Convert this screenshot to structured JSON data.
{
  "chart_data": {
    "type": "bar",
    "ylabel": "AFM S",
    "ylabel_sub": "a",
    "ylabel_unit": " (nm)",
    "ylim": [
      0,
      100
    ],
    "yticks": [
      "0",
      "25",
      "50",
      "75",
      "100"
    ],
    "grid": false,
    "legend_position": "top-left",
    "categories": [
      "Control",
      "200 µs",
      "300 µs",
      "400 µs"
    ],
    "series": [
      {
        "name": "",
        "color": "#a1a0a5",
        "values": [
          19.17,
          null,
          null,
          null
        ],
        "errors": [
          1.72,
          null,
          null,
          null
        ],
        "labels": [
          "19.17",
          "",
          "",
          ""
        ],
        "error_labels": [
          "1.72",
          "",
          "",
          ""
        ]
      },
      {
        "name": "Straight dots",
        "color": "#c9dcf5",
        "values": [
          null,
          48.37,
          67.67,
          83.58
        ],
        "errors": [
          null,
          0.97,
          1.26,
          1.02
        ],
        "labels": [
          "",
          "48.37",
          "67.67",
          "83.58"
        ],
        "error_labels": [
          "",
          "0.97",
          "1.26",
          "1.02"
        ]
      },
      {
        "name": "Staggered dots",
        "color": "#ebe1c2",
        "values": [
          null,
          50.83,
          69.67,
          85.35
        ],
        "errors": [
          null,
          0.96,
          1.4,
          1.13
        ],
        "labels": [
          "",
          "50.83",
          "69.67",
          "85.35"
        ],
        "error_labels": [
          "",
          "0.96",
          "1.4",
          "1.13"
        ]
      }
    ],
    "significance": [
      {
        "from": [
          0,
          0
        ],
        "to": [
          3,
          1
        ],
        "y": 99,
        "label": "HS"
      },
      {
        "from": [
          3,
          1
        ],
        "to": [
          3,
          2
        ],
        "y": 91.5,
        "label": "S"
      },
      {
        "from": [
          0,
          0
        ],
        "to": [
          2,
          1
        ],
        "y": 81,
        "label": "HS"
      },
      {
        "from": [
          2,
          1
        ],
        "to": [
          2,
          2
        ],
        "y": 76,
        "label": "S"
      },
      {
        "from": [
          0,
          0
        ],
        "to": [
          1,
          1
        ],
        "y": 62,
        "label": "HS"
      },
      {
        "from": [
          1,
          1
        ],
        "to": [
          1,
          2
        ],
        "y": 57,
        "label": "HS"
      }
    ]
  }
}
________________________
In the entries above, find each line with the word "color" and copy it.

TASK RESULT
        "color": "#a1a0a5",
        "color": "#c9dcf5",
        "color": "#ebe1c2",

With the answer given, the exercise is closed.